What is asked:
Return the records, each one exactly as written.

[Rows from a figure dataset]

**********

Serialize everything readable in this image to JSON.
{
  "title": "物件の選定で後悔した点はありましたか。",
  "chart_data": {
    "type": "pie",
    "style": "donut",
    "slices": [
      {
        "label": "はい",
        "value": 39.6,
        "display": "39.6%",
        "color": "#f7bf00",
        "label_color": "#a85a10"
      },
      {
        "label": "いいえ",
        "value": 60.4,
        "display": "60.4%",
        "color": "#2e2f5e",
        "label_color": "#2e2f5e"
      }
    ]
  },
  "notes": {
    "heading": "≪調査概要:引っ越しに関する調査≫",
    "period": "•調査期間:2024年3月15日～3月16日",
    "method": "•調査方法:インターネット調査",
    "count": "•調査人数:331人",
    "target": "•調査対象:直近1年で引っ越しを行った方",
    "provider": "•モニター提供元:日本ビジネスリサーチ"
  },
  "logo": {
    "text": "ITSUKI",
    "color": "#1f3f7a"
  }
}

**********

Exercise solution:
Serialize everything readable in this image to JSON.
{
  "title": "物件の選定で後悔した点はありましたか。",
  "chart_data": {
    "type": "pie",
    "style": "donut",
    "slices": [
      {
        "label": "はい",
        "value": 39.6,
        "display": "39.6%",
        "color": "#f7bf00",
        "label_color": "#a85a10"
      },
      {
        "label": "いいえ",
        "value": 60.4,
        "display": "60.4%",
        "color": "#2e2f5e",
        "label_color": "#2e2f5e"
      }
    ]
  },
  "notes": {
    "heading": "≪調査概要:引っ越しに関する調査≫",
    "period": "•調査期間:2024年3月15日～3月16日",
    "method": "•調査方法:インターネット調査",
    "count": "•調査人数:331人",
    "target": "•調査対象:直近1年で引っ越しを行った方",
    "provider": "•モニター提供元:日本ビジネスリサーチ"
  },
  "logo": {
    "text": "ITSUKI",
    "color": "#1f3f7a"
  }
}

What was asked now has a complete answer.